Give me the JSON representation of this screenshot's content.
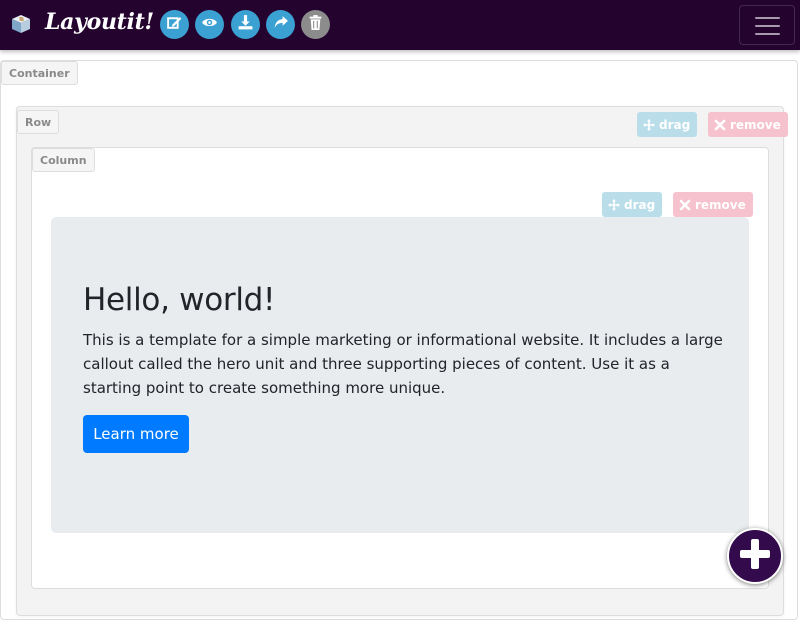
{
  "navbar": {
    "brand": "Layoutit!",
    "brand_icon": "cube-icon",
    "tools": [
      {
        "name": "edit-icon",
        "color": "#3ba0d2"
      },
      {
        "name": "eye-icon",
        "color": "#3ba0d2"
      },
      {
        "name": "download-icon",
        "color": "#3ba0d2"
      },
      {
        "name": "share-icon",
        "color": "#3ba0d2"
      },
      {
        "name": "trash-icon",
        "color": "#8c8c8c"
      }
    ],
    "menu_icon": "hamburger-icon",
    "background": "#24042f"
  },
  "container": {
    "label": "Container"
  },
  "row": {
    "label": "Row",
    "drag_label": "drag",
    "remove_label": "remove"
  },
  "column": {
    "label": "Column",
    "drag_label": "drag",
    "remove_label": "remove"
  },
  "hero": {
    "title": "Hello, world!",
    "text": "This is a template for a simple marketing or informational website. It includes a large callout called the hero unit and three supporting pieces of content. Use it as a starting point to create something more unique.",
    "button_label": "Learn more",
    "button_color": "#007bff"
  },
  "fab": {
    "icon": "plus-icon",
    "color": "#330a4c"
  }
}
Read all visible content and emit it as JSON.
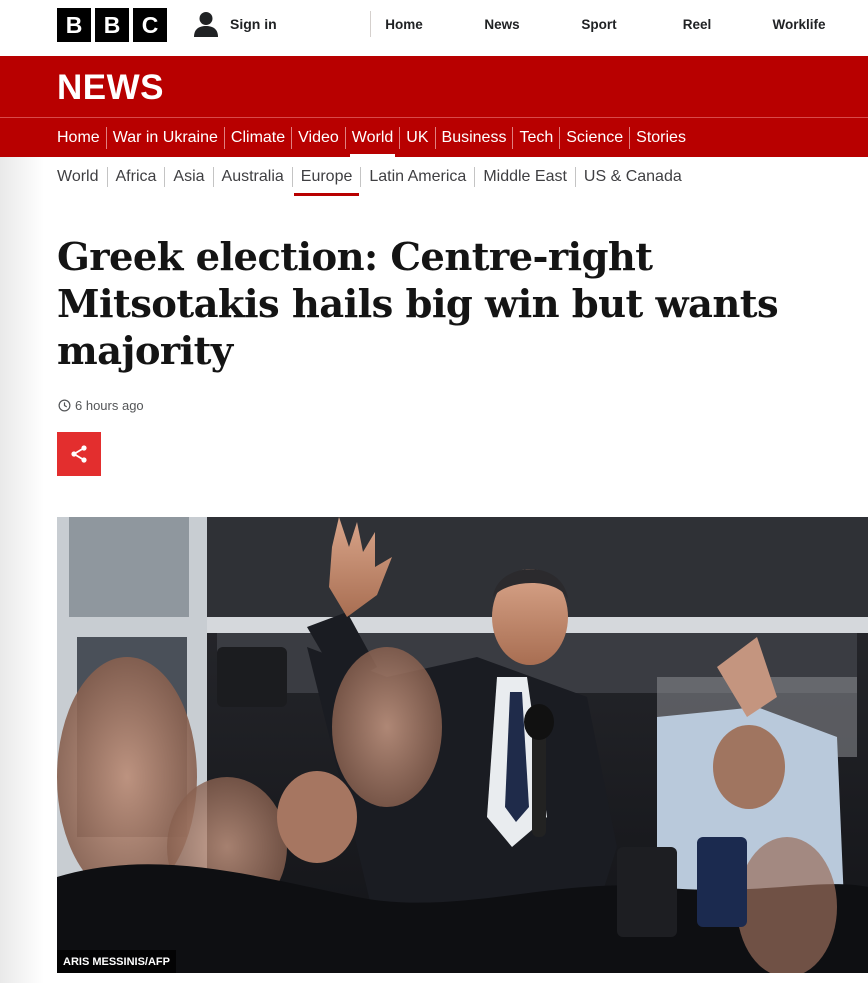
{
  "brand": {
    "logo_letters": [
      "B",
      "B",
      "C"
    ],
    "section_title": "NEWS",
    "color_primary": "#b80000",
    "color_share": "#e32e2e"
  },
  "header": {
    "signin_label": "Sign in",
    "nav": [
      "Home",
      "News",
      "Sport",
      "Reel",
      "Worklife"
    ]
  },
  "main_nav": {
    "items": [
      "Home",
      "War in Ukraine",
      "Climate",
      "Video",
      "World",
      "UK",
      "Business",
      "Tech",
      "Science",
      "Stories"
    ],
    "active": "World"
  },
  "sub_nav": {
    "items": [
      "World",
      "Africa",
      "Asia",
      "Australia",
      "Europe",
      "Latin America",
      "Middle East",
      "US & Canada"
    ],
    "active": "Europe"
  },
  "article": {
    "headline": "Greek election: Centre-right Mitsotakis hails big win but wants majority",
    "timestamp": "6 hours ago",
    "image_credit": "ARIS MESSINIS/AFP"
  }
}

***

• EXERCISE TASK
Which lines include the word "JSON"? List them all.

• RESPONSE TO THIS TASK
Give me the JSON representation of this screenshot's content.
Read all visible content and emit it as JSON.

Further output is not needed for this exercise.